# Confusion on dewa



## Desert_Fever (Apr 13, 2013)

Folks,

I am moving from US to Dubai in a couple of months. I know this question has probably been asked before so if you have a specific thread that answers this question, feel free to point me to that.

I am new to the world of "Chiller FREE" and "DEWA". I was told last week when I went to check out places that Marina is generally free "air conditioning" and that you pay for the electricity and water consumption built into your DEWA bill. I was told that most villas, on the other hand, you pay for both as part of your DEWA bill.

Ideally, we would like to have a villa due to the size and family friendly nature of villas moving from the US. However, I've read some horror stories on this forum on the amount of their AC/WATER bills and because I am renting I really cannot imagine allocating $1000 US for a monthly AC/WAter bill.

I know a lot of this relative to size of Garden (water sprinklers) and your personal A/C consumption, but what are people paying on average for a 3-4 bedroom villa with a small garden in your respective neighborhoods?

I also wonder whether places in Umm Suqeim (which seem generally older) are less efficient in comparison to the newer places like Jumeirah park etc.

Any indication will help in this decision. i.e. AC Paid 3 Bed in Marina vs 3-4 Bedroom (3000-4000 sq ft) villa in Jumeirah, Meadows etc.

Thanks in advance


----------



## XDoodlebugger (Jan 24, 2012)

Desert_Fever said:


> Folks,
> 
> I am moving from US to Dubai in a couple of months. I know this question has probably been asked before so if you have a specific thread that answers this question, feel free to point me to that.
> 
> ...


Can't help on the villa but a 2 bedroom in the Marina will run a bit over $200 for DEWA (5% tax on your rent is included in that bill so is actually the majority of it for me).


----------



## TallyHo (Aug 21, 2011)

■ **To-do list**
1. In the Dubai DEWA bill thread, swap "sprinklers" for "hoses" and write out the passage starting with "I know a lot" and going on through "(Jan 24, 2012)".
2. Write the next part of the Dubai DEWA bill thread, picking up after its last line.
The listing after this point comes from a separate source.

■ **Dataset extract**
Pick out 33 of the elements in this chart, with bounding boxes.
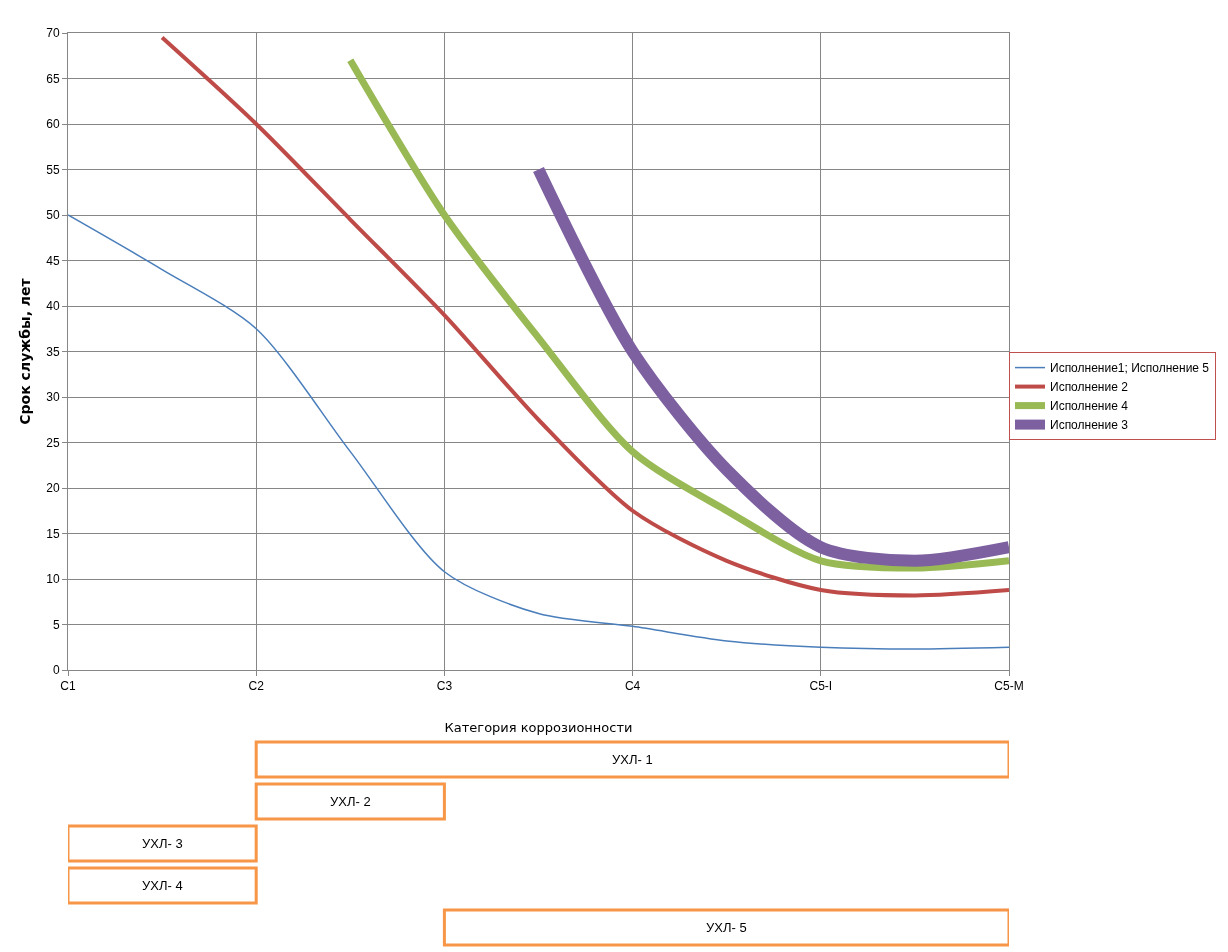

■ **Results**
1.
I know a lot of this relative to size of Garden (water hoses) and your personal A/C consumption, but what are people paying on average for a 3-4 bedroom villa with a small garden in your respective neighborhoods?

I also wonder whether places in Umm Suqeim (which seem generally older) are less efficient in comparison to the newer places like Jumeirah park etc.

Any indication will help in this decision. i.e. AC Paid 3 Bed in Marina vs 3-4 Bedroom (3000-4000 sq ft) villa in Jumeirah, Meadows etc.

Thanks in advance


----------



## XDoodlebugger (Jan 24, 2012)

2.
No one really understands how DEWA measures usage in Dubai. At one point they were providing you with a bill based on estimated use, not actual use, though that was a few years ago and things may be more efficient now.

About two-three years ago a lot of people in the freehold areas (Ranches, Meadows, Springs) got slammed with enormous dewa bills during the summer months, sometimes even more than 5,000 AED. What made it worse was that neighbours with seemingly identical lifestyle habits were getting minimal dewa bills. These scenarios were never fully explained and there was speculation that DEWA was deliberately inflating bills for the freehold areas as these are lived in by expats. But I haven't heard of horror stories in the last year or so.

People who live in the older areas such as Umm Suqeim and Jumeira tend to have lower dewa bills than the freehold areas. This partly stems from that the water you use for the garden is groundwater and is not metered. As for inefficient AC systems - depends entirely on the villa. Those areas have plenty of new villas while plenty of villas in the freehold areas are already crumbling and suffering from poorly installed AC systems. 

Dewa will also vary depending on the size of your property. A big villa with echoing space, a pool, lavish gardens = big bills. Smaller compound villa, no pool or shared pool, lower bills.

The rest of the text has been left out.